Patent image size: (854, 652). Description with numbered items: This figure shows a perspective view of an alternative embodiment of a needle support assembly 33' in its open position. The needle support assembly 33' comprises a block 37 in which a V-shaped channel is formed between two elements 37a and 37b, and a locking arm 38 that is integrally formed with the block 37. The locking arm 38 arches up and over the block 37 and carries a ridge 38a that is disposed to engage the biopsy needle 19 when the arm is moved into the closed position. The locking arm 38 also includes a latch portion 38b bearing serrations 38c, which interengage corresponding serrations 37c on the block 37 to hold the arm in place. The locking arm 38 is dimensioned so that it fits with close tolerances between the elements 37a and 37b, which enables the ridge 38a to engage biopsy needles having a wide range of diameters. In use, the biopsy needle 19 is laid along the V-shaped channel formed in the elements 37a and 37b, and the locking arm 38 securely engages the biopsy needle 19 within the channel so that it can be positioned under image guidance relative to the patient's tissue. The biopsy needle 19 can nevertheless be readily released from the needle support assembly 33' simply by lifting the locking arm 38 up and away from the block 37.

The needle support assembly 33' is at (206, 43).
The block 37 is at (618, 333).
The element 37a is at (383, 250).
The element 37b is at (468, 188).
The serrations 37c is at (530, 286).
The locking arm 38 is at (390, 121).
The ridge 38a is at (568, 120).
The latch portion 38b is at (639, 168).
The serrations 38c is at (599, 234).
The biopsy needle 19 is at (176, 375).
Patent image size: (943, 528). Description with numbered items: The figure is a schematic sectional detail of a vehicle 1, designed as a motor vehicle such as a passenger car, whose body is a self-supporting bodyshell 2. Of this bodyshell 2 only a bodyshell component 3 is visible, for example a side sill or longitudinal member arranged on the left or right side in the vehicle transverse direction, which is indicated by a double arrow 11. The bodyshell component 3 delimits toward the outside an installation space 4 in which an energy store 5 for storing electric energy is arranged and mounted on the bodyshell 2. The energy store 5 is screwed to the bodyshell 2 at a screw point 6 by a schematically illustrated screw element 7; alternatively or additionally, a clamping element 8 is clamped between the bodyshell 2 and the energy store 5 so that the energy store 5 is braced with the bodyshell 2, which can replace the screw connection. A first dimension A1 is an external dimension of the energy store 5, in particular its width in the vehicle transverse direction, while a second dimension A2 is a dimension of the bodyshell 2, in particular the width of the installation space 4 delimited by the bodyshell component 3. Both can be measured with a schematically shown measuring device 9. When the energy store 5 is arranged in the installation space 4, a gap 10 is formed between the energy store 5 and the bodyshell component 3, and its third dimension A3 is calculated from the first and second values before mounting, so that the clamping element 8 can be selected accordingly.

» OBJECTIVE:
Lay out all of the data above as a numbered list, omitting blank lines.

» EXERCISE RESPONSE:
1. Patent image size: (854, 652). Description with numbered items: This figure shows a perspective view of an alternative embodiment of a needle support assembly 33' in its open position. The needle support assembly 33' comprises a block 37 in which a V-shaped channel is formed between two elements 37a and 37b, and a locking arm 38 that is integrally formed with the block 37. The locking arm 38 arches up and over the block 37 and carries a ridge 38a that is disposed to engage the biopsy needle 19 when the arm is moved into the closed position. The locking arm 38 also includes a latch portion 38b bearing serrations 38c, which interengage corresponding serrations 37c on the block 37 to hold the arm in place. The locking arm 38 is dimensioned so that it fits with close tolerances between the elements 37a and 37b, which enables the ridge 38a to engage biopsy needles having a wide range of diameters. In use, the biopsy needle 19 is laid along the V-shaped channel formed in the elements 37a and 37b, and the locking arm 38 securely engages the biopsy needle 19 within the channel so that it can be positioned under image guidance relative to the patient's tissue. The biopsy needle 19 can nevertheless be readily released from the needle support assembly 33' simply by lifting the locking arm 38 up and away from the block 37.
2. The needle support assembly 33' is at (206, 43).
3. The block 37 is at (618, 333).
4. The element 37a is at (383, 250).
5. The element 37b is at (468, 188).
6. The serrations 37c is at (530, 286).
7. The locking arm 38 is at (390, 121).
8. The ridge 38a is at (568, 120).
9. The latch portion 38b is at (639, 168).
10. The serrations 38c is at (599, 234).
11. The biopsy needle 19 is at (176, 375).
12. Patent image size: (943, 528). Description with numbered items: The figure is a schematic sectional detail of a vehicle 1, designed as a motor vehicle such as a passenger car, whose body is a self-supporting bodyshell 2. Of this bodyshell 2 only a bodyshell component 3 is visible, for example a side sill or longitudinal member arranged on the left or right side in the vehicle transverse direction, which is indicated by a double arrow 11. The bodyshell component 3 delimits toward the outside an installation space 4 in which an energy store 5 for storing electric energy is arranged and mounted on the bodyshell 2. The energy store 5 is screwed to the bodyshell 2 at a screw point 6 by a schematically illustrated screw element 7; alternatively or additionally, a clamping element 8 is clamped between the bodyshell 2 and the energy store 5 so that the energy store 5 is braced with the bodyshell 2, which can replace the screw connection. A first dimension A1 is an external dimension of the energy store 5, in particular its width in the vehicle transverse direction, while a second dimension A2 is a dimension of the bodyshell 2, in particular the width of the installation space 4 delimited by the bodyshell component 3. Both can be measured with a schematically shown measuring device 9. When the energy store 5 is arranged in the installation space 4, a gap 10 is formed between the energy store 5 and the bodyshell component 3, and its third dimension A3 is calculated from the first and second values before mounting, so that the clamping element 8 can be selected accordingly.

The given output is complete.